Exercise objective: Show every line in the entries below where the word "image" appears.
** start of Data provided **
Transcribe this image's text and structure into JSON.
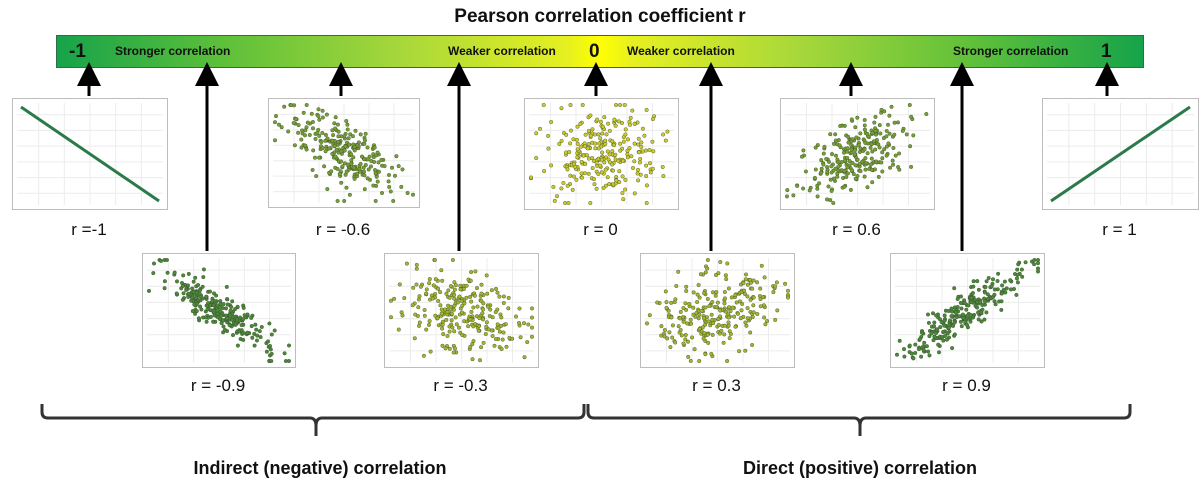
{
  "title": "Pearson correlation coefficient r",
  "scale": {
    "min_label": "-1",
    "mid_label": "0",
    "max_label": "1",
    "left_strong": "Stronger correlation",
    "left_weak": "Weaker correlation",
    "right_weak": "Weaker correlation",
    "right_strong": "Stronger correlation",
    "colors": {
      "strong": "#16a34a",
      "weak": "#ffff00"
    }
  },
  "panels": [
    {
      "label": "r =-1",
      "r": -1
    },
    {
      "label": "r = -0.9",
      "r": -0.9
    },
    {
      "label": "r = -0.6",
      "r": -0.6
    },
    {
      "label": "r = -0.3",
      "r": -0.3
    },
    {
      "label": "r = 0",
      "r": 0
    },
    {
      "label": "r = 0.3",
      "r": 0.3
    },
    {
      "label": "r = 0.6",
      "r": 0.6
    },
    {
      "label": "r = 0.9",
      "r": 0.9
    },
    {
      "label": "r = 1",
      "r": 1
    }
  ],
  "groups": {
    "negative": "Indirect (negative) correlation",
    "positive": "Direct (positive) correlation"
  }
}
** end of Data provided **
** start of Data provided **
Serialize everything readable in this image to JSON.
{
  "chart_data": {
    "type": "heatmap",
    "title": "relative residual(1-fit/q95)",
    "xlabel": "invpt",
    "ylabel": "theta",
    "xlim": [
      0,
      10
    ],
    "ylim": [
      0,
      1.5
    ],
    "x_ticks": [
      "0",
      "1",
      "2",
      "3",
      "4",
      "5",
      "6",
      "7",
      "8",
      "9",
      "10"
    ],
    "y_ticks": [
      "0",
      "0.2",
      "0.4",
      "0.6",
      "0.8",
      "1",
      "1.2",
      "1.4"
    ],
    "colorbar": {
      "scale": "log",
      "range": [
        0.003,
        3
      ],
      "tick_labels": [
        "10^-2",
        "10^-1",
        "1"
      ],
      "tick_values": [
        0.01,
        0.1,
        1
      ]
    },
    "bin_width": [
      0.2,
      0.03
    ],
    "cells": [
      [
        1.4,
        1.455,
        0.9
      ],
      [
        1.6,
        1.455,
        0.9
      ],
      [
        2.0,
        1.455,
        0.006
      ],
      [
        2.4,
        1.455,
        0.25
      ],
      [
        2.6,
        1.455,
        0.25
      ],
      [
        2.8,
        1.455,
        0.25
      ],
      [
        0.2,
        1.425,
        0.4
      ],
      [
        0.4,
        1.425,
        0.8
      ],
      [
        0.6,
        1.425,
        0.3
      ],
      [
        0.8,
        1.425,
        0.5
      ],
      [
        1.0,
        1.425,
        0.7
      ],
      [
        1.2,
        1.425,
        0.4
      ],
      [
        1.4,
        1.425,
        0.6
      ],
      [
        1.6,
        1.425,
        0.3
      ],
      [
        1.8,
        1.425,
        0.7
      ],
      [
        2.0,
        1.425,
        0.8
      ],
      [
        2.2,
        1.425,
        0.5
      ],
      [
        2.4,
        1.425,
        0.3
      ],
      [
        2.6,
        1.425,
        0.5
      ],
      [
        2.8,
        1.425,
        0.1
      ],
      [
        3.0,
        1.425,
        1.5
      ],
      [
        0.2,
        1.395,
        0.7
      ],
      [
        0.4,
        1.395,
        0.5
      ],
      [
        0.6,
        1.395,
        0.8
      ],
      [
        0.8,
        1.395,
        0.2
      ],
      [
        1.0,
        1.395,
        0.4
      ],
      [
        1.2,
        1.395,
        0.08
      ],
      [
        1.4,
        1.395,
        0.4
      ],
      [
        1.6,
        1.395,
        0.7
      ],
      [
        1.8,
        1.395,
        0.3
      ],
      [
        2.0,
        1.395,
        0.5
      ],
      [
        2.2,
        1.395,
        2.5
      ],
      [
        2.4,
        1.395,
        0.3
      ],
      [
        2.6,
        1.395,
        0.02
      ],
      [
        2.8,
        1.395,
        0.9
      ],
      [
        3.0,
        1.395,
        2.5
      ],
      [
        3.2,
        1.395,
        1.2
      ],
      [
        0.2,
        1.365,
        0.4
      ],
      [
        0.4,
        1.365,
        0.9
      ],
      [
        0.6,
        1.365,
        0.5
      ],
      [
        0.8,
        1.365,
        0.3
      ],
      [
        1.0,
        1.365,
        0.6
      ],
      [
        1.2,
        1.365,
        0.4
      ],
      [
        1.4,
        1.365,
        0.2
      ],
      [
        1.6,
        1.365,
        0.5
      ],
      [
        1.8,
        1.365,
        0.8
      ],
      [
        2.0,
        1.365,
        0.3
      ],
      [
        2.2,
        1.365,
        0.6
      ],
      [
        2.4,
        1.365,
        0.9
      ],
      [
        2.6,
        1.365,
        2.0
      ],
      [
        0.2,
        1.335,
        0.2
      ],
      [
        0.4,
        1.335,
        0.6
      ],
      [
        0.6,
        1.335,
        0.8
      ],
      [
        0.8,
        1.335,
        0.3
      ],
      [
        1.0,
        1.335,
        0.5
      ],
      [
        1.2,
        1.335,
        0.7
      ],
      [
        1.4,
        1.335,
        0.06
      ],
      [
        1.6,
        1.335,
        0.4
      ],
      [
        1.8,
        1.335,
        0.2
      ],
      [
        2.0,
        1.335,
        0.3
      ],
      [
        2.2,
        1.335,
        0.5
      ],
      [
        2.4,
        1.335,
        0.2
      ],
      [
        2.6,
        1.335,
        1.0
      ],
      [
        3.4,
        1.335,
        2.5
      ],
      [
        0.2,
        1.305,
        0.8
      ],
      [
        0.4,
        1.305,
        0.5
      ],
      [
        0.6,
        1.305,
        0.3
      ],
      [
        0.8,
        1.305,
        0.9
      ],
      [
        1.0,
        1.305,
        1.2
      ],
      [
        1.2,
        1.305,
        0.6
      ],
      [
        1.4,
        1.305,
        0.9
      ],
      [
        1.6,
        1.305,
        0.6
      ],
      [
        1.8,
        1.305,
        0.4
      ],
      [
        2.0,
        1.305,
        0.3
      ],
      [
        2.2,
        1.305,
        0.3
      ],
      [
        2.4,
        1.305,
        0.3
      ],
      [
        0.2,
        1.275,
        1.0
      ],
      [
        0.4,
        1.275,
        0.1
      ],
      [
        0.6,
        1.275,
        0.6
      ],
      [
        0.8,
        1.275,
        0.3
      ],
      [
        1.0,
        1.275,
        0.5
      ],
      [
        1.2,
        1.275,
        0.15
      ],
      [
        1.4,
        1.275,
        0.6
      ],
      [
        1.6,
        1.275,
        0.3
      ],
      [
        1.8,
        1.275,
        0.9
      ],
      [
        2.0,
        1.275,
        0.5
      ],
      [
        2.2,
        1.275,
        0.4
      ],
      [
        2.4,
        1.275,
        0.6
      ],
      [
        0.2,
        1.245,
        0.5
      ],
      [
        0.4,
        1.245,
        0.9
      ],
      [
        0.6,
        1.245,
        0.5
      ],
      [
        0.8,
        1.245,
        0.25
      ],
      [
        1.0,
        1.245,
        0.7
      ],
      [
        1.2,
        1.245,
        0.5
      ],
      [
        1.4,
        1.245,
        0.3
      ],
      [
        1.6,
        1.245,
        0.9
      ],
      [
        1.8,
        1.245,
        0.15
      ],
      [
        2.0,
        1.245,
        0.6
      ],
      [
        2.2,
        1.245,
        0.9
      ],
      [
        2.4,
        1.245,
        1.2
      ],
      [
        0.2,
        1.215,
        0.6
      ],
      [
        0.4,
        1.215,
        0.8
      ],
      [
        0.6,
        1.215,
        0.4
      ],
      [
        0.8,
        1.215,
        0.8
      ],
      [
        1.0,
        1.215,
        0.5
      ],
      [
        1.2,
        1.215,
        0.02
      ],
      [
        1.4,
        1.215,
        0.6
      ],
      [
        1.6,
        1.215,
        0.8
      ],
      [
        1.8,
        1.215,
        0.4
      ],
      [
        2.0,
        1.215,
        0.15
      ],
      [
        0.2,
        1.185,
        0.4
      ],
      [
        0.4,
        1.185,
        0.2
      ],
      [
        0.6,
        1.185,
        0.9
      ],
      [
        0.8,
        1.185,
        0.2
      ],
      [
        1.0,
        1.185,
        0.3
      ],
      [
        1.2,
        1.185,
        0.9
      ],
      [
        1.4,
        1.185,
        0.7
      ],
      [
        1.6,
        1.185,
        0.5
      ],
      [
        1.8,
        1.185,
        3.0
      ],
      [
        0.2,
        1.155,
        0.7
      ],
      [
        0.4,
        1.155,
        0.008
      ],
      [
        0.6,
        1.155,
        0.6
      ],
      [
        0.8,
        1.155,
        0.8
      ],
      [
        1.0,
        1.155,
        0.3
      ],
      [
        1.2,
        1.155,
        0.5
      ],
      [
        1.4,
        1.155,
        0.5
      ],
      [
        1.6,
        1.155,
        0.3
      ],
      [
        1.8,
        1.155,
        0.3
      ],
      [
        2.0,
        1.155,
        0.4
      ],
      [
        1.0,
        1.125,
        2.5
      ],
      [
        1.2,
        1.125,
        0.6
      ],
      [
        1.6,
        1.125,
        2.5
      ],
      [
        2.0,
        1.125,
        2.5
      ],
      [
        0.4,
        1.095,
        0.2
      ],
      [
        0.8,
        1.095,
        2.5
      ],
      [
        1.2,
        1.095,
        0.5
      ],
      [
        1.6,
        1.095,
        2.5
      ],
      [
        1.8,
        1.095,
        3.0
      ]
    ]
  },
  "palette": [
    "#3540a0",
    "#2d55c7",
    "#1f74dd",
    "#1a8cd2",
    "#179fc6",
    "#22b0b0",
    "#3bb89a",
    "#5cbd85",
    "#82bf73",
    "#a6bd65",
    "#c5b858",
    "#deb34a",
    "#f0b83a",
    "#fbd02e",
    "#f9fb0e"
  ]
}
** end of Data provided **
Full output:
Transcribe this image's text and structure into JSON.
Serialize everything readable in this image to JSON.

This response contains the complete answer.